### Task requirements
Of all the lines in the records below, copy only those that contain the string "beetroot".

### Information
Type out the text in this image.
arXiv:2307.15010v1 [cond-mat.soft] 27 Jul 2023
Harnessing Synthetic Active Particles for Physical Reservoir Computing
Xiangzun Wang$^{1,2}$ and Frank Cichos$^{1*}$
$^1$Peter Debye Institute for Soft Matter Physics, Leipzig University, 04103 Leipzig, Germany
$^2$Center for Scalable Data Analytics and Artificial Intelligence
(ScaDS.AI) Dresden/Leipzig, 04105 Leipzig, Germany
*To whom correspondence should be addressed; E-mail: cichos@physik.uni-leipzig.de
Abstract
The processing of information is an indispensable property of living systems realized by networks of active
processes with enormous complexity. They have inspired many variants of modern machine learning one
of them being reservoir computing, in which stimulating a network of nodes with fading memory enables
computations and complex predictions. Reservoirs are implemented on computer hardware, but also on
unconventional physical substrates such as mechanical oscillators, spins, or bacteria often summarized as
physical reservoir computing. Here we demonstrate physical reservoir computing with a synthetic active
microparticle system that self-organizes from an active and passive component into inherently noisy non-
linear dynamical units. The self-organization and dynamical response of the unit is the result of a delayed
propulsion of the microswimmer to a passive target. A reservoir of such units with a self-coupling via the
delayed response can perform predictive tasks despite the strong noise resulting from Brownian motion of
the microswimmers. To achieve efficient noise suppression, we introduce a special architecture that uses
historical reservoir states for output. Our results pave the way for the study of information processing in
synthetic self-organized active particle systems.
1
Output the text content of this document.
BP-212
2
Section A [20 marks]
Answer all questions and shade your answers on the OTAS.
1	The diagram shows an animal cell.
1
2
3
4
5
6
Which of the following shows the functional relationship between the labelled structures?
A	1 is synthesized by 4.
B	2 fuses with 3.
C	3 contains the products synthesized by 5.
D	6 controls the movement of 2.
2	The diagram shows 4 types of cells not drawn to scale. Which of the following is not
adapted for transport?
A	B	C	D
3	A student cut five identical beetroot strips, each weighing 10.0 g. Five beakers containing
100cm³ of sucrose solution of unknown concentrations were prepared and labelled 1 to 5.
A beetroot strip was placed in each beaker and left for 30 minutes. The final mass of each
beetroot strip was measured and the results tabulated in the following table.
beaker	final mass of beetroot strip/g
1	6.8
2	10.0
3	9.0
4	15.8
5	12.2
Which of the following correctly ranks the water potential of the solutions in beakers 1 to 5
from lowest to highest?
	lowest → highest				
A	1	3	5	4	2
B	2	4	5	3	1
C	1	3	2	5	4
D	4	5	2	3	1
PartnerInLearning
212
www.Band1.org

### Answer for the task
3	A student cut five identical beetroot strips, each weighing 10.0 g. Five beakers containing
A beetroot strip was placed in each beaker and left for 30 minutes. The final mass of each
beetroot strip was measured and the results tabulated in the following table.
beaker	final mass of beetroot strip/g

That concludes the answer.